** The exercise **
Retype every entry exactly, character for character.

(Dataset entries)
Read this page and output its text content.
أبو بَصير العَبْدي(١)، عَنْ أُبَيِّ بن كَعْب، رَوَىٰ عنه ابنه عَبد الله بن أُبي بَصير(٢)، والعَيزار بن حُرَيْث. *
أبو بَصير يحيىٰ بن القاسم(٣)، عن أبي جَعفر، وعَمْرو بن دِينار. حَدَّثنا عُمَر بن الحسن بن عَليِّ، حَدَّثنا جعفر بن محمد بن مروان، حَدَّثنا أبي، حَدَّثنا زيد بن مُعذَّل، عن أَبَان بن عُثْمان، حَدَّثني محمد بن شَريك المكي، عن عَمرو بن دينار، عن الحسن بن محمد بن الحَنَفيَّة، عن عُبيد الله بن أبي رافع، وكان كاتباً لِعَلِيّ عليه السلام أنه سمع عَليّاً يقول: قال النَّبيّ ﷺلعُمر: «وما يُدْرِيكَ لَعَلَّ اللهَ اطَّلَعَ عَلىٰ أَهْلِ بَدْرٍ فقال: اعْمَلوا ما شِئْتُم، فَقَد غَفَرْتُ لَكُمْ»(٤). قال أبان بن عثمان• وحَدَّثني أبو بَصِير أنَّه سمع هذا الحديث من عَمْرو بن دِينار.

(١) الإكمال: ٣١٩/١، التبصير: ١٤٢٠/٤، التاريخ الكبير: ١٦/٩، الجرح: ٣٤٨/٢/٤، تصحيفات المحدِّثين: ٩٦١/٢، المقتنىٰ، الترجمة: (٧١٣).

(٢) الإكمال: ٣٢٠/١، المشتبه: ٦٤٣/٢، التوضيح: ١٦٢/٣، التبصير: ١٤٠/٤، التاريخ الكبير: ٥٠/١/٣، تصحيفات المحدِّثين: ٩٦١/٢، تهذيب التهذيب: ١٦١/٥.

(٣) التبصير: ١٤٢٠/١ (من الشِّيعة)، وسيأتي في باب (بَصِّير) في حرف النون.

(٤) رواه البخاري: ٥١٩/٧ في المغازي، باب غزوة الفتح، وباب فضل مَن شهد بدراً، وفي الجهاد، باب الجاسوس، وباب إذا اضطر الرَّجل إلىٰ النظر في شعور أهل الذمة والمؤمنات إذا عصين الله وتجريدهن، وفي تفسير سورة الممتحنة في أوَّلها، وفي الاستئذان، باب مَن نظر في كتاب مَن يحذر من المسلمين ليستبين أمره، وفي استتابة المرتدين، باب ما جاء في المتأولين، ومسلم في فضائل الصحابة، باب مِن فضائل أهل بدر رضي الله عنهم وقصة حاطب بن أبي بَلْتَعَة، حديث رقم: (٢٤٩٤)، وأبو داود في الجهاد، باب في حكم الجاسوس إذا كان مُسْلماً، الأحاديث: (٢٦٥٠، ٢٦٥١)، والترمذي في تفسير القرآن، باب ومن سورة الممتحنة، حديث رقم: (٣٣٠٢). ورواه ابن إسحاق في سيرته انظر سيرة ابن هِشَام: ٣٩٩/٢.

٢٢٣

** Expected answer **
Read this page and output its text content.
أبو بَصير العَبْدي(١)، عَنْ أُبَيِّ بن كَعْب، رَوَىٰ عنه ابنه عَبد الله بن أُبي بَصير(٢)، والعَيزار بن حُرَيْث. *
أبو بَصير يحيىٰ بن القاسم(٣)، عن أبي جَعفر، وعَمْرو بن دِينار. حَدَّثنا عُمَر بن الحسن بن عَليِّ، حَدَّثنا جعفر بن محمد بن مروان، حَدَّثنا أبي، حَدَّثنا زيد بن مُعذَّل، عن أَبَان بن عُثْمان، حَدَّثني محمد بن شَريك المكي، عن عَمرو بن دينار، عن الحسن بن محمد بن الحَنَفيَّة، عن عُبيد الله بن أبي رافع، وكان كاتباً لِعَلِيّ عليه السلام أنه سمع عَليّاً يقول: قال النَّبيّ ﷺلعُمر: «وما يُدْرِيكَ لَعَلَّ اللهَ اطَّلَعَ عَلىٰ أَهْلِ بَدْرٍ فقال: اعْمَلوا ما شِئْتُم، فَقَد غَفَرْتُ لَكُمْ»(٤). قال أبان بن عثمان• وحَدَّثني أبو بَصِير أنَّه سمع هذا الحديث من عَمْرو بن دِينار.

(١) الإكمال: ٣١٩/١، التبصير: ١٤٢٠/٤، التاريخ الكبير: ١٦/٩، الجرح: ٣٤٨/٢/٤، تصحيفات المحدِّثين: ٩٦١/٢، المقتنىٰ، الترجمة: (٧١٣).

(٢) الإكمال: ٣٢٠/١، المشتبه: ٦٤٣/٢، التوضيح: ١٦٢/٣، التبصير: ١٤٠/٤، التاريخ الكبير: ٥٠/١/٣، تصحيفات المحدِّثين: ٩٦١/٢، تهذيب التهذيب: ١٦١/٥.

(٣) التبصير: ١٤٢٠/١ (من الشِّيعة)، وسيأتي في باب (بَصِّير) في حرف النون.

(٤) رواه البخاري: ٥١٩/٧ في المغازي، باب غزوة الفتح، وباب فضل مَن شهد بدراً، وفي الجهاد، باب الجاسوس، وباب إذا اضطر الرَّجل إلىٰ النظر في شعور أهل الذمة والمؤمنات إذا عصين الله وتجريدهن، وفي تفسير سورة الممتحنة في أوَّلها، وفي الاستئذان، باب مَن نظر في كتاب مَن يحذر من المسلمين ليستبين أمره، وفي استتابة المرتدين، باب ما جاء في المتأولين، ومسلم في فضائل الصحابة، باب مِن فضائل أهل بدر رضي الله عنهم وقصة حاطب بن أبي بَلْتَعَة، حديث رقم: (٢٤٩٤)، وأبو داود في الجهاد، باب في حكم الجاسوس إذا كان مُسْلماً، الأحاديث: (٢٦٥٠، ٢٦٥١)، والترمذي في تفسير القرآن، باب ومن سورة الممتحنة، حديث رقم: (٣٣٠٢). ورواه ابن إسحاق في سيرته انظر سيرة ابن هِشَام: ٣٩٩/٢.

٢٢٣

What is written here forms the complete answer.